# Information shown start

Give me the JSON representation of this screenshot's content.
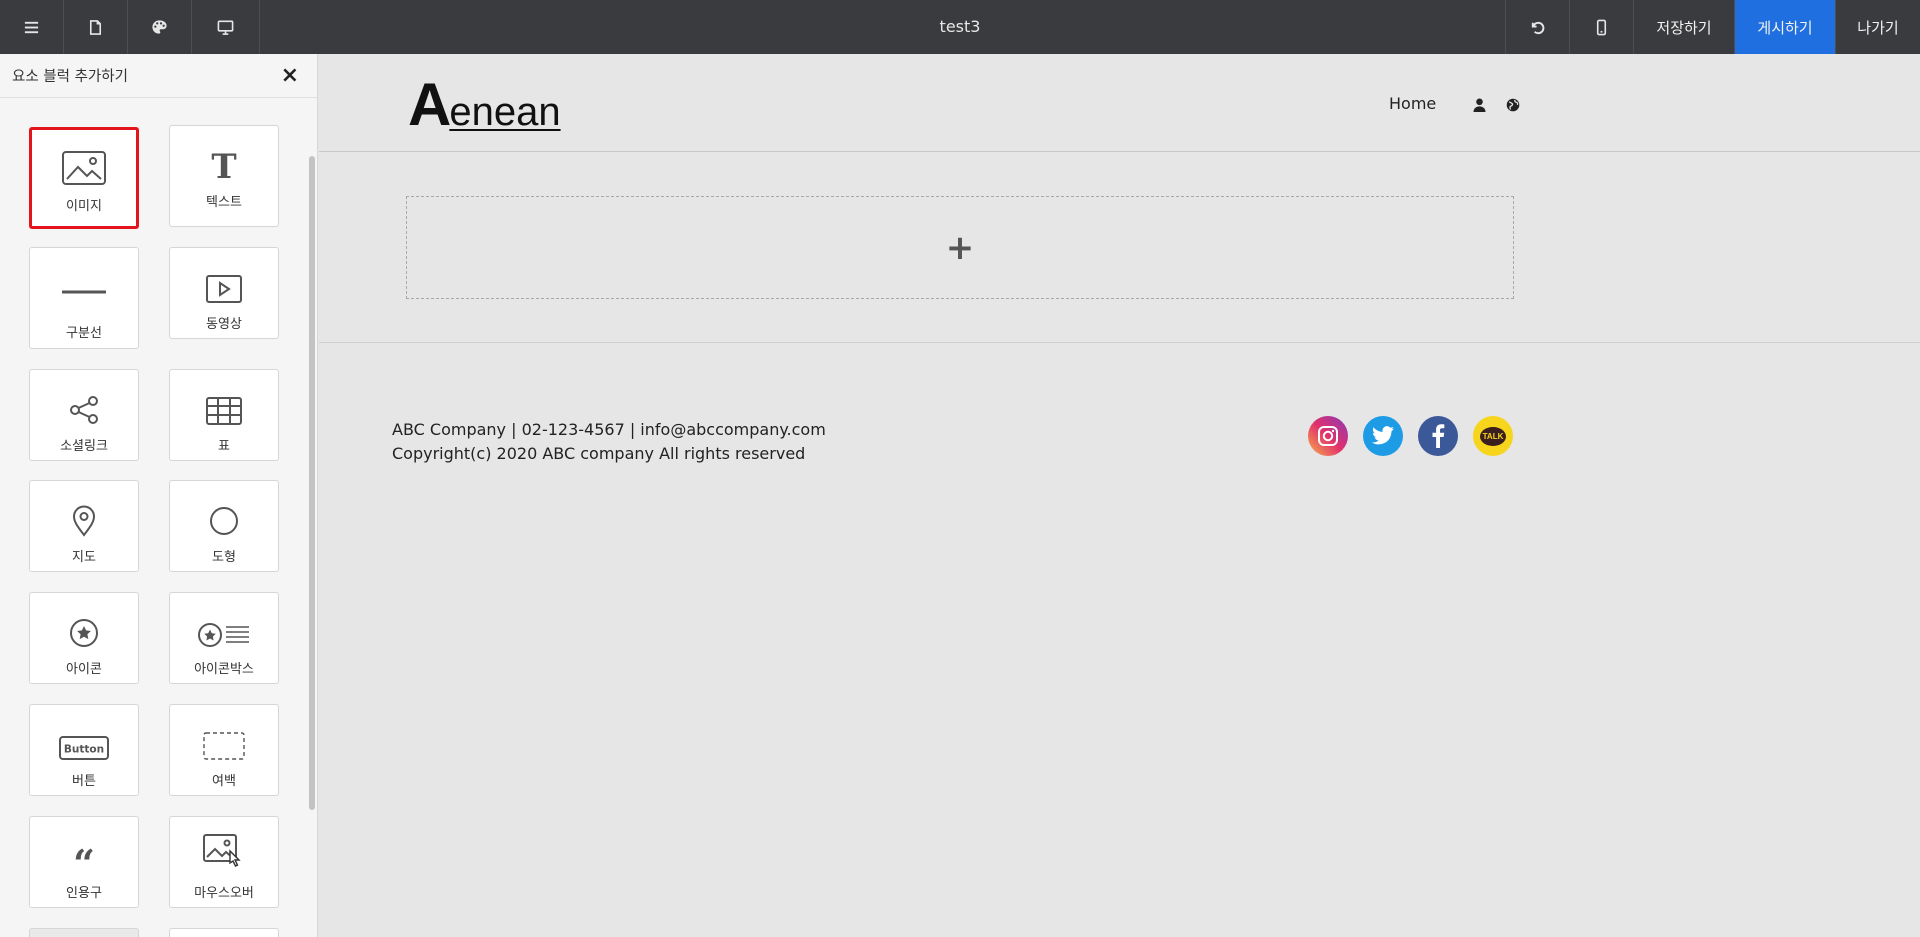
{
  "topbar": {
    "title": "test3",
    "left_buttons": [
      "menu-icon",
      "page-icon",
      "palette-icon",
      "desktop-icon"
    ],
    "undo_icon": "undo-icon",
    "mobile_icon": "mobile-icon",
    "save_label": "저장하기",
    "publish_label": "게시하기",
    "exit_label": "나가기",
    "publish_color": "#1f6fe0"
  },
  "panel": {
    "title": "요소 블럭 추가하기",
    "close_icon": "×",
    "tiles": [
      {
        "label": "이미지",
        "icon": "image-icon",
        "selected": true
      },
      {
        "label": "텍스트",
        "icon": "text-icon"
      },
      {
        "label": "구분선",
        "icon": "divider-icon"
      },
      {
        "label": "동영상",
        "icon": "video-icon"
      },
      {
        "label": "소셜링크",
        "icon": "share-icon"
      },
      {
        "label": "표",
        "icon": "table-icon"
      },
      {
        "label": "지도",
        "icon": "map-pin-icon"
      },
      {
        "label": "도형",
        "icon": "circle-icon"
      },
      {
        "label": "아이콘",
        "icon": "star-circle-icon"
      },
      {
        "label": "아이콘박스",
        "icon": "iconbox-icon"
      },
      {
        "label": "버튼",
        "icon": "button-icon",
        "icon_text": "Button"
      },
      {
        "label": "여백",
        "icon": "spacer-icon"
      },
      {
        "label": "인용구",
        "icon": "quote-icon"
      },
      {
        "label": "마우스오버",
        "icon": "hover-image-icon"
      }
    ]
  },
  "site": {
    "logo_first": "A",
    "logo_rest": "enean",
    "nav_home": "Home",
    "drop_plus": "+",
    "footer_line1": "ABC Company | 02-123-4567 | info@abccompany.com",
    "footer_line2": "Copyright(c) 2020 ABC company All rights reserved",
    "social": [
      "instagram-icon",
      "twitter-icon",
      "facebook-icon",
      "kakaotalk-icon"
    ],
    "kakao_text": "TALK"
  }
}
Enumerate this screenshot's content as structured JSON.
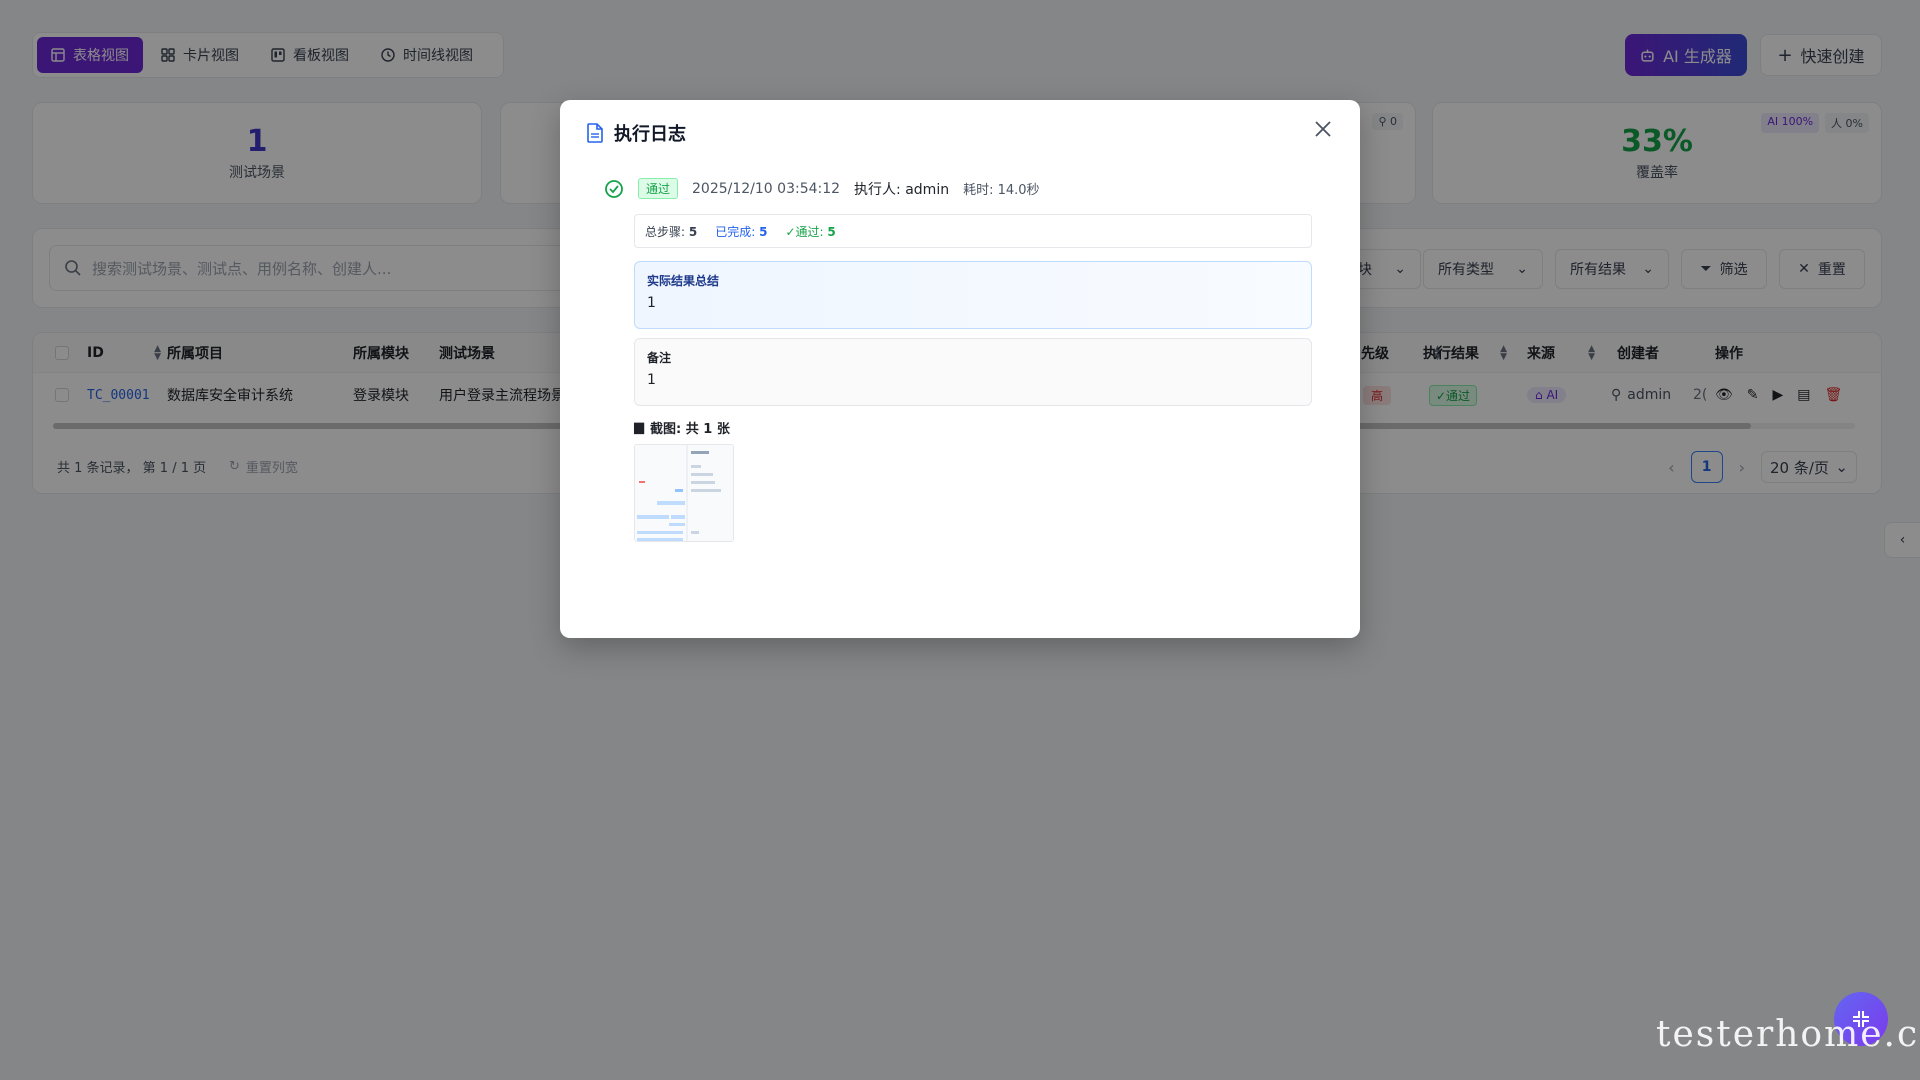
{
  "views": [
    {
      "label": "表格视图",
      "icon": "table-icon"
    },
    {
      "label": "卡片视图",
      "icon": "grid-icon"
    },
    {
      "label": "看板视图",
      "icon": "kanban-icon"
    },
    {
      "label": "时间线视图",
      "icon": "clock-icon"
    }
  ],
  "header": {
    "ai_label": "AI 生成器",
    "quick_label": "快速创建"
  },
  "stats": {
    "scene_value": "1",
    "scene_label": "测试场景",
    "person_badge": "0",
    "coverage_value": "33%",
    "coverage_label": "覆盖率",
    "ai_badge": "AI 100%",
    "human_badge": "人 0%"
  },
  "filters": {
    "search_placeholder": "搜索测试场景、测试点、用例名称、创建人...",
    "module_partial": "块",
    "type_label": "所有类型",
    "result_label": "所有结果",
    "filter_btn": "筛选",
    "reset_btn": "重置"
  },
  "table": {
    "headers": {
      "id": "ID",
      "project": "所属项目",
      "module": "所属模块",
      "scene": "测试场景",
      "priority": "先级",
      "result": "执行结果",
      "source": "来源",
      "creator": "创建者",
      "actions": "操作"
    },
    "row": {
      "id": "TC_00001",
      "project": "数据库安全审计系统",
      "module": "登录模块",
      "scene": "用户登录主流程场景",
      "priority": "高",
      "result": "✓通过",
      "source": "AI",
      "creator": "admin",
      "date_partial": "2("
    },
    "footer": {
      "summary": "共 1 条记录， 第 1 / 1 页",
      "reset_cols": "重置列宽",
      "page": "1",
      "page_size": "20 条/页"
    }
  },
  "modal": {
    "title": "执行日志",
    "status": "通过",
    "time": "2025/12/10 03:54:12",
    "executor": "执行人: admin",
    "duration": "耗时: 14.0秒",
    "steps": {
      "total_label": "总步骤:",
      "total": "5",
      "done_label": "已完成:",
      "done": "5",
      "pass_label": "✓通过:",
      "pass": "5"
    },
    "result_title": "实际结果总结",
    "result_value": "1",
    "note_title": "备注",
    "note_value": "1",
    "screenshots_label": "截图: 共 1 张"
  },
  "watermark": "testerhome.com",
  "colors": {
    "brand": "#6d28d9",
    "accent": "#2563eb",
    "success": "#16a34a",
    "danger": "#dc2626"
  }
}
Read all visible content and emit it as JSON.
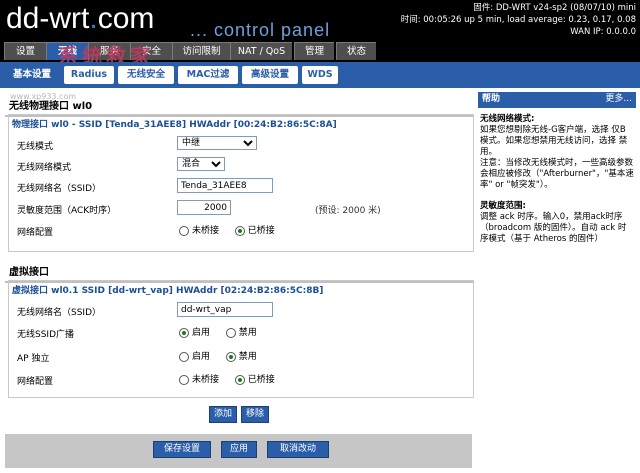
{
  "header": {
    "logo_main": "dd-wrt",
    "logo_dot": ".",
    "logo_com": "com",
    "panel_title": "... control panel",
    "firmware": "固件: DD-WRT v24-sp2 (08/07/10) mini",
    "uptime": "时间: 00:05:26 up 5 min, load average: 0.23, 0.17, 0.08",
    "wan_ip": "WAN IP: 0.0.0.0"
  },
  "main_tabs": [
    {
      "label": "设置"
    },
    {
      "label": "无线"
    },
    {
      "label": "服务"
    },
    {
      "label": "安全"
    },
    {
      "label": "访问限制"
    },
    {
      "label": "NAT / QoS"
    },
    {
      "label": "管理"
    },
    {
      "label": "状态"
    }
  ],
  "sub_tabs": [
    {
      "label": "基本设置"
    },
    {
      "label": "Radius"
    },
    {
      "label": "无线安全"
    },
    {
      "label": "MAC过滤"
    },
    {
      "label": "高级设置"
    },
    {
      "label": "WDS"
    }
  ],
  "watermark": {
    "text": "系统救家",
    "url": "www.xp933.com"
  },
  "physical": {
    "section_title": "无线物理接口 wl0",
    "legend": "物理接口 wl0 - SSID [Tenda_31AEE8] HWAddr [00:24:B2:86:5C:8A]",
    "mode_label": "无线模式",
    "mode_value": "中继",
    "netmode_label": "无线网络模式",
    "netmode_value": "混合",
    "ssid_label": "无线网络名（SSID）",
    "ssid_value": "Tenda_31AEE8",
    "ack_label": "灵敏度范围（ACK时序）",
    "ack_value": "2000",
    "ack_default": "(预设: 2000 米)",
    "netcfg_label": "网络配置",
    "unbridged": "未桥接",
    "bridged": "已桥接"
  },
  "virtual": {
    "section_title": "虚拟接口",
    "legend": "虚拟接口 wl0.1 SSID [dd-wrt_vap] HWAddr [02:24:B2:86:5C:8B]",
    "ssid_label": "无线网络名（SSID）",
    "ssid_value": "dd-wrt_vap",
    "broadcast_label": "无线SSID广播",
    "enable": "启用",
    "disable": "禁用",
    "ap_label": "AP 独立",
    "netcfg_label": "网络配置",
    "unbridged": "未桥接",
    "bridged": "已桥接",
    "add_button": "添加",
    "remove_button": "移除"
  },
  "footer": {
    "save": "保存设置",
    "apply": "应用",
    "cancel": "取消改动"
  },
  "help": {
    "header": "帮助",
    "more": "更多...",
    "t1": "无线网络模式:",
    "p1": "如果您想剔除无线-G客户端，选择 仅B模式。如果您想禁用无线访问，选择 禁用。",
    "p1b": "注意：当修改无线模式时，一些高级参数会相应被修改（\"Afterburner\"，\"基本速率\" or \"帧突发\"）。",
    "t2": "灵敏度范围:",
    "p2": "调整 ack 时序。输入0，禁用ack时序（broadcom 版的固件）。自动 ack 时序模式（基于 Atheros 的固件）"
  }
}
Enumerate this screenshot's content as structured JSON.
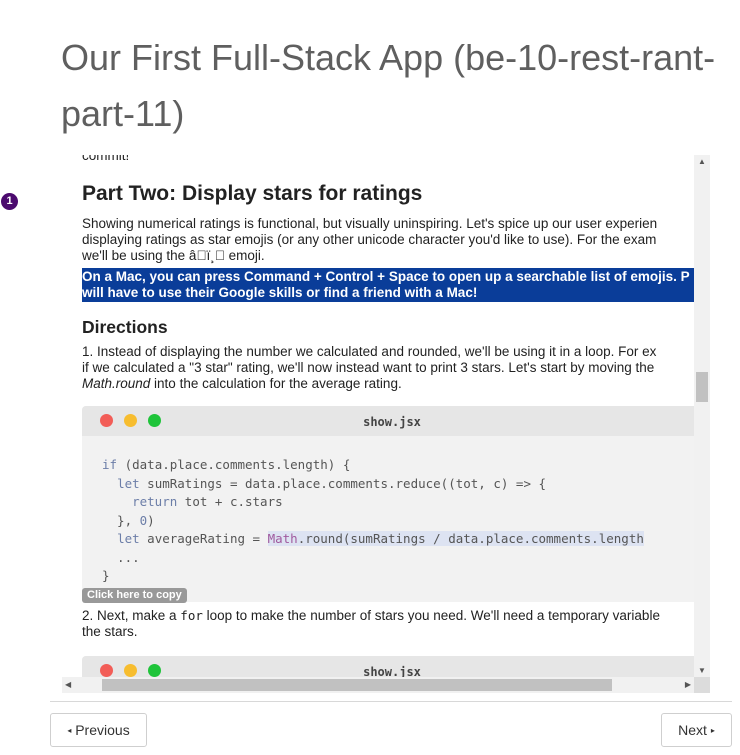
{
  "page": {
    "title": "Our First Full-Stack App (be-10-rest-rant-part-11)"
  },
  "badge": {
    "number": "1"
  },
  "content": {
    "cut_text": "commit!",
    "heading": "Part Two: Display stars for ratings",
    "para1_lines": [
      "Showing numerical ratings is functional, but visually uninspiring. Let's spice up our user experien",
      "displaying ratings as star emojis (or any other unicode character you'd like to use). For the exam",
      "we'll be using the â\u0000ï¸\u0000 emoji."
    ],
    "highlight_lines": [
      "On a Mac, you can press Command + Control + Space to open up a searchable list of emojis. P",
      "will have to use their Google skills or find a friend with a Mac!"
    ],
    "directions_heading": "Directions",
    "para3_lines": [
      "1. Instead of displaying the number we calculated and rounded, we'll be using it in a loop. For ex",
      "if we calculated a \"3 star\" rating, we'll now instead want to print 3 stars. Let's start by moving the"
    ],
    "para3_italic": "Math.round",
    "para3_tail": " into the calculation for the average rating.",
    "code1": {
      "filename": "show.jsx",
      "lines": {
        "l1_kw": "if",
        "l1_rest": " (data.place.comments.length) {",
        "l2_kw": "let",
        "l2_rest": " sumRatings = data.place.comments.reduce((tot, c) => {",
        "l3_kw": "return",
        "l3_rest": " tot + c.stars",
        "l4_start": "  }, ",
        "l4_num": "0",
        "l4_end": ")",
        "l5_kw": "let",
        "l5_mid": " averageRating = ",
        "l5_math": "Math",
        "l5_sel": ".round(sumRatings / data.place.comments.length",
        "l6": "  ...",
        "l7": "}"
      }
    },
    "copy_label": "Click here to copy",
    "para4_line1_a": "2. Next, make a ",
    "para4_code": "for",
    "para4_line1_b": " loop to make the number of stars you need. We'll need a temporary variable",
    "para4_line2": "the stars.",
    "code2": {
      "filename": "show.jsx"
    }
  },
  "scroll": {
    "up": "▲",
    "down": "▼",
    "left": "◀",
    "right": "▶"
  },
  "nav": {
    "prev_label": "Previous",
    "next_label": "Next",
    "prev_arrow": "◂",
    "next_arrow": "▸"
  }
}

# Information shown end

> What you are asked to do
Say how many lines in the entries contain the string "make", and say nothing else.

> Full answer
2